Report every line below that holds the word "text".

Data supplied:
►

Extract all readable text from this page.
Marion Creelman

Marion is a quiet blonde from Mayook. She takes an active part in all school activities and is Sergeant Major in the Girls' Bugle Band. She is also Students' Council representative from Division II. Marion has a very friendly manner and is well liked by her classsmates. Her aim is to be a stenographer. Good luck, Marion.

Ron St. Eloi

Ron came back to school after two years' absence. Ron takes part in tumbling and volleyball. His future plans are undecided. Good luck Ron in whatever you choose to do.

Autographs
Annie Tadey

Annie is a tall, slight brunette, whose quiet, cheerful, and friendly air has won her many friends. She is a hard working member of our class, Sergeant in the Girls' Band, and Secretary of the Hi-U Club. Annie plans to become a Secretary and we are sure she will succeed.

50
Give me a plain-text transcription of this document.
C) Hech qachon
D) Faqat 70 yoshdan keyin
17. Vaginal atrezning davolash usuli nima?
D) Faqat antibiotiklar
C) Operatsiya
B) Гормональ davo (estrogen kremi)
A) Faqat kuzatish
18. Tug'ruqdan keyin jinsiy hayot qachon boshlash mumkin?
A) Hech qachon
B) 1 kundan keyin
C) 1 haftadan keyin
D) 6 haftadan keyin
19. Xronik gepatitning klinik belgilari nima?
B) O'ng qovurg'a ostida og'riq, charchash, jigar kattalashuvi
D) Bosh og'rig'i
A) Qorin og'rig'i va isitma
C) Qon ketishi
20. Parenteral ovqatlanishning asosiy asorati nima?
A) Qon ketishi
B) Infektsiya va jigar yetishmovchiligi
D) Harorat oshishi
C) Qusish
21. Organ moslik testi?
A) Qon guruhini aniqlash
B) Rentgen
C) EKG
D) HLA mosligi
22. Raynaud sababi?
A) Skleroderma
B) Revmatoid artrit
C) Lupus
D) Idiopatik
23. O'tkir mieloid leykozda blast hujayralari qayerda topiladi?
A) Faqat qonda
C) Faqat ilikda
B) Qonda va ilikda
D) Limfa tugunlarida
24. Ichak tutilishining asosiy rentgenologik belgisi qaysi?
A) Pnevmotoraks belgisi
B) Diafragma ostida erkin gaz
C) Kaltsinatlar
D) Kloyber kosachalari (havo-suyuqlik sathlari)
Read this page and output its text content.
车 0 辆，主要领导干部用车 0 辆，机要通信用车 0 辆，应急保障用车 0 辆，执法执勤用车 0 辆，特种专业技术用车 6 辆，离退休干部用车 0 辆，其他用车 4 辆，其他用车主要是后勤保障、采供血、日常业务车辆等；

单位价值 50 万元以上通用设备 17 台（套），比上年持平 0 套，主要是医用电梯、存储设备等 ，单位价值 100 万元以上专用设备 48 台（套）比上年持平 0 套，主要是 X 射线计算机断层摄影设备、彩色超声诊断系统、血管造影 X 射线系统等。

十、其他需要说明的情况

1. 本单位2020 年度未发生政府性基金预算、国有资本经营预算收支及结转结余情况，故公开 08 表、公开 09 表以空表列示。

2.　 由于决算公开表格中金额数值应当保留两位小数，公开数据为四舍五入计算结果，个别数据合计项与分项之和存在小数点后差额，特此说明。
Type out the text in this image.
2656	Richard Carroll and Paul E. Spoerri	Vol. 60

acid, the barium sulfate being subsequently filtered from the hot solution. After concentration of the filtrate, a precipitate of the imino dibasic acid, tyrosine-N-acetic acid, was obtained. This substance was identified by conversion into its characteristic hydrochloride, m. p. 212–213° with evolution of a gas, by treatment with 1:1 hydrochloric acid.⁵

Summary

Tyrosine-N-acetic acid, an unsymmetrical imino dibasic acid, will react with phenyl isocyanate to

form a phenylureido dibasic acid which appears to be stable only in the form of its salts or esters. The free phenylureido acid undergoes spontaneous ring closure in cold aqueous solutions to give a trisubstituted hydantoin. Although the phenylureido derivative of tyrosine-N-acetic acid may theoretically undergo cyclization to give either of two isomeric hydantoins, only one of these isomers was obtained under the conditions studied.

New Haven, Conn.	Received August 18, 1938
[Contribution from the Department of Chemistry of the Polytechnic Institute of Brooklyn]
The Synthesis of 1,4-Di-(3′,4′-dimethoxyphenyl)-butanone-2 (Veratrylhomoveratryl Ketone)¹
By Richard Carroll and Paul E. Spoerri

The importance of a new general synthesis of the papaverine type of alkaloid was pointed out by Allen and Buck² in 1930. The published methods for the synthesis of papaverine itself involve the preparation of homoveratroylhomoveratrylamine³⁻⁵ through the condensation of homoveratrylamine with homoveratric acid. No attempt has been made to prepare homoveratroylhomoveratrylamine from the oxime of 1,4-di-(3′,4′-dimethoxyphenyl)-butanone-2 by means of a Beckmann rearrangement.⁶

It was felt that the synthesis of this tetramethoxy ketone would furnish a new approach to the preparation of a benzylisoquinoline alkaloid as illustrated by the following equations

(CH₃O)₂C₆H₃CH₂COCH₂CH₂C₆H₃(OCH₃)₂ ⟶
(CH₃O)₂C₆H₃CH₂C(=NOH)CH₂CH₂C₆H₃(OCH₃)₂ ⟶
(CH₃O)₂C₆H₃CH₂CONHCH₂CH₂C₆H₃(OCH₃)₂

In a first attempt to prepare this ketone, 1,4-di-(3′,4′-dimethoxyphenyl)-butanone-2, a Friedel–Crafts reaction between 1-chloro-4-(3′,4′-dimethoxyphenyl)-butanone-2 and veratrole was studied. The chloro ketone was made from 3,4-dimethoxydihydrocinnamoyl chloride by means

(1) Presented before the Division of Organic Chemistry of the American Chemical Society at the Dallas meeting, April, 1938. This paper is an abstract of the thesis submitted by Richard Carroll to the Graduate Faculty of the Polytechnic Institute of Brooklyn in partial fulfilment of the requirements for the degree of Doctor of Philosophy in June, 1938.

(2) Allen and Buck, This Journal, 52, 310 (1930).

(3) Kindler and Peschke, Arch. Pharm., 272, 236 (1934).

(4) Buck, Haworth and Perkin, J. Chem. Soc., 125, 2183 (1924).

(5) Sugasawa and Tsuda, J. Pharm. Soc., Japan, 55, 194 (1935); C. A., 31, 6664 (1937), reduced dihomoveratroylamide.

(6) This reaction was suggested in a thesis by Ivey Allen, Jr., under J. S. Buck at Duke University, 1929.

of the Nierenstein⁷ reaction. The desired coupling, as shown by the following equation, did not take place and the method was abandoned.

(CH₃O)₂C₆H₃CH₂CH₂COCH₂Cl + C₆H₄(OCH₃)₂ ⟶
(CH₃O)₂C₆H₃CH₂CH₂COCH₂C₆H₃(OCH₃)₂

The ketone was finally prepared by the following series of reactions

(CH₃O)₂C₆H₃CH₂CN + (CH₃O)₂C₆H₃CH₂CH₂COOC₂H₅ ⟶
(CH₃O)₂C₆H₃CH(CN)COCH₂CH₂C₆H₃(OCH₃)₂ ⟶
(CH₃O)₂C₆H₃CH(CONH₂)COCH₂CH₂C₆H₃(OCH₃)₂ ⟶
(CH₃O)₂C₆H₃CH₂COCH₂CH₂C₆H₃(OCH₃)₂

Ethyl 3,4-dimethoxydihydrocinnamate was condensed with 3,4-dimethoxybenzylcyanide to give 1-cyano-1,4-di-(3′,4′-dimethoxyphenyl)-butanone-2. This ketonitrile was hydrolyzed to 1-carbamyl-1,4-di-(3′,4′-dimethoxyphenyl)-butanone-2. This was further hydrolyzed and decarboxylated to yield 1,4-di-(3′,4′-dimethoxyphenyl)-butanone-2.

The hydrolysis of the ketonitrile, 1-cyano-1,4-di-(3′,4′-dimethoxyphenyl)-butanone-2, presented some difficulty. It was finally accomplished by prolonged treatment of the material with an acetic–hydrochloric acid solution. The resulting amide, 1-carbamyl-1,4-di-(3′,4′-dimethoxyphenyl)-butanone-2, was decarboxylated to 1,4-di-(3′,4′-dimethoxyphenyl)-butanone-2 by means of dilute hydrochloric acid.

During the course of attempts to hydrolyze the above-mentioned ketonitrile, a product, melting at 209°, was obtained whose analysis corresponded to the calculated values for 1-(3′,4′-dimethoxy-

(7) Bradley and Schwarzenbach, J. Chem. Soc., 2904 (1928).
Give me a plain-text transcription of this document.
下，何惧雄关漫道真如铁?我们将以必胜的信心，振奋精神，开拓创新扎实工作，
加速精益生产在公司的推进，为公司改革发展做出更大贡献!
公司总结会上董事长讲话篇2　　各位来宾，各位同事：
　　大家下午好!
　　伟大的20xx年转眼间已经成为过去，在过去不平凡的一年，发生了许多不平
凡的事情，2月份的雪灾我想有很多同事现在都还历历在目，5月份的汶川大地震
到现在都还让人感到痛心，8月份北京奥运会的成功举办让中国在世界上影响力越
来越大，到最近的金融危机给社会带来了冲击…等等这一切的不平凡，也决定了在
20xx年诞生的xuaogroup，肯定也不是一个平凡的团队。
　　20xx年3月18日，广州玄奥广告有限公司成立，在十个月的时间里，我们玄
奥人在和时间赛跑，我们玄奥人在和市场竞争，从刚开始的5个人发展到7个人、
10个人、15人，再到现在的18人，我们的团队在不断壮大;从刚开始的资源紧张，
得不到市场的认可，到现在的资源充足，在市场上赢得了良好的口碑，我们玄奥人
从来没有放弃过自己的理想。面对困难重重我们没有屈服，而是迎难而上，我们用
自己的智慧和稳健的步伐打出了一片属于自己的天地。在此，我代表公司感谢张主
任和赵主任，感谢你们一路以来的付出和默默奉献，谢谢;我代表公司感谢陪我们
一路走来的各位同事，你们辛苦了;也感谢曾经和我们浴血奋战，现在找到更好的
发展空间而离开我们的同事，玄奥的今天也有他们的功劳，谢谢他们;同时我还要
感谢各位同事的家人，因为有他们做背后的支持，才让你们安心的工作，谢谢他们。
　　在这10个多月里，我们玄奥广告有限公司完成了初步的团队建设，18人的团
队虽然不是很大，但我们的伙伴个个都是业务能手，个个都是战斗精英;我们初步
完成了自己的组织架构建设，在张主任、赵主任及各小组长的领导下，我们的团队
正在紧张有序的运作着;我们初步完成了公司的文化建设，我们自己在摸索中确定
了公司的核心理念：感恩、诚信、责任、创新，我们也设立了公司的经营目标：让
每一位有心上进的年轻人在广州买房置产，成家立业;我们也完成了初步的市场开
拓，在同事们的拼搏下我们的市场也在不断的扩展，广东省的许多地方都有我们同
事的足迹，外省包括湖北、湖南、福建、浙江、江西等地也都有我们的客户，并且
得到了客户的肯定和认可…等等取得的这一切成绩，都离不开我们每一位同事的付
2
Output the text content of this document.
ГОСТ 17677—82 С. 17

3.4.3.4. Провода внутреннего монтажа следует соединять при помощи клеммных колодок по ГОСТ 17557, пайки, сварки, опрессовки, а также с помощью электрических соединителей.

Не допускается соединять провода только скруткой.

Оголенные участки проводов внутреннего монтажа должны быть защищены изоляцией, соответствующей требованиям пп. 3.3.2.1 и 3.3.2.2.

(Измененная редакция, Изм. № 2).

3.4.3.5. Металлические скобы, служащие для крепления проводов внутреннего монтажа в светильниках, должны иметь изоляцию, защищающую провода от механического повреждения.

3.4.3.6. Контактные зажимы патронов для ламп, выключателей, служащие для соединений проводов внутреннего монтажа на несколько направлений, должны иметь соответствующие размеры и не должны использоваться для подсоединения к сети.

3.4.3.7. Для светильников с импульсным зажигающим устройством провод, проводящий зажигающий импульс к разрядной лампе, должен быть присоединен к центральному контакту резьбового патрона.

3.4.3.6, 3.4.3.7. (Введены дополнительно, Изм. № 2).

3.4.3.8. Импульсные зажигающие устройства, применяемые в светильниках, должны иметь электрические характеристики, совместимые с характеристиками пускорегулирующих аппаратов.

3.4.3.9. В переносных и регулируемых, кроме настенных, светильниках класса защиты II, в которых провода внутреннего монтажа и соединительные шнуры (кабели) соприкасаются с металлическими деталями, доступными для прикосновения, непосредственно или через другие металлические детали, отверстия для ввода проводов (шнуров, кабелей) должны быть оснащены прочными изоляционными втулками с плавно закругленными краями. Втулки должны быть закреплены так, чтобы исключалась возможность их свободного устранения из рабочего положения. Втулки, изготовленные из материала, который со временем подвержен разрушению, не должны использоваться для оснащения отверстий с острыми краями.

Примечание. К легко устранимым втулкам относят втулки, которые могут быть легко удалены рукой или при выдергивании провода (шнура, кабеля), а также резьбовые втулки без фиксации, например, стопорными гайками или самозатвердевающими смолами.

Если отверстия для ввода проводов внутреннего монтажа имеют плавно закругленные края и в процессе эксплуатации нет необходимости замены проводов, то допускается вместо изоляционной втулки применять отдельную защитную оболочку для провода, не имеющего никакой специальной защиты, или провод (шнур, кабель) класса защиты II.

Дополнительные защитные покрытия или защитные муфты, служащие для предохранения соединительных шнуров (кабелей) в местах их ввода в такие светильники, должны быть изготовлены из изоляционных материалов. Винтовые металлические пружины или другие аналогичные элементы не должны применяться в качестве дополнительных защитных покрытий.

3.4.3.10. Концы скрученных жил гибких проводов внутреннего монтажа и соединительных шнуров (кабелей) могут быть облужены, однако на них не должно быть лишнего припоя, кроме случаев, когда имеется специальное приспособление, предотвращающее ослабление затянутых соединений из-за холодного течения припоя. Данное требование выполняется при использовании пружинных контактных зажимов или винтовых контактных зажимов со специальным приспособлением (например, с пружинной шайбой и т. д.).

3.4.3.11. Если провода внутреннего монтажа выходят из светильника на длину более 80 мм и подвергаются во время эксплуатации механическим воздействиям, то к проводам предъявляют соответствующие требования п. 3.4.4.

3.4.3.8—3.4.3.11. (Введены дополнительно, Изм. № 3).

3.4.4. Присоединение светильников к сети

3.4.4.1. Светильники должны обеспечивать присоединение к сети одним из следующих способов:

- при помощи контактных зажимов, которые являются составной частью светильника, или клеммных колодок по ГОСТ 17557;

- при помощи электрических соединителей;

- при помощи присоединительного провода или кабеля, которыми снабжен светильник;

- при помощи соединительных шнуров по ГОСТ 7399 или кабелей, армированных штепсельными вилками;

◄

Full answer:
Extract all readable text from this page.
Give me a plain-text transcription of this document.
Read this page and output its text content.
Type out the text in this image.
Give me a plain-text transcription of this document.
Output the text content of this document.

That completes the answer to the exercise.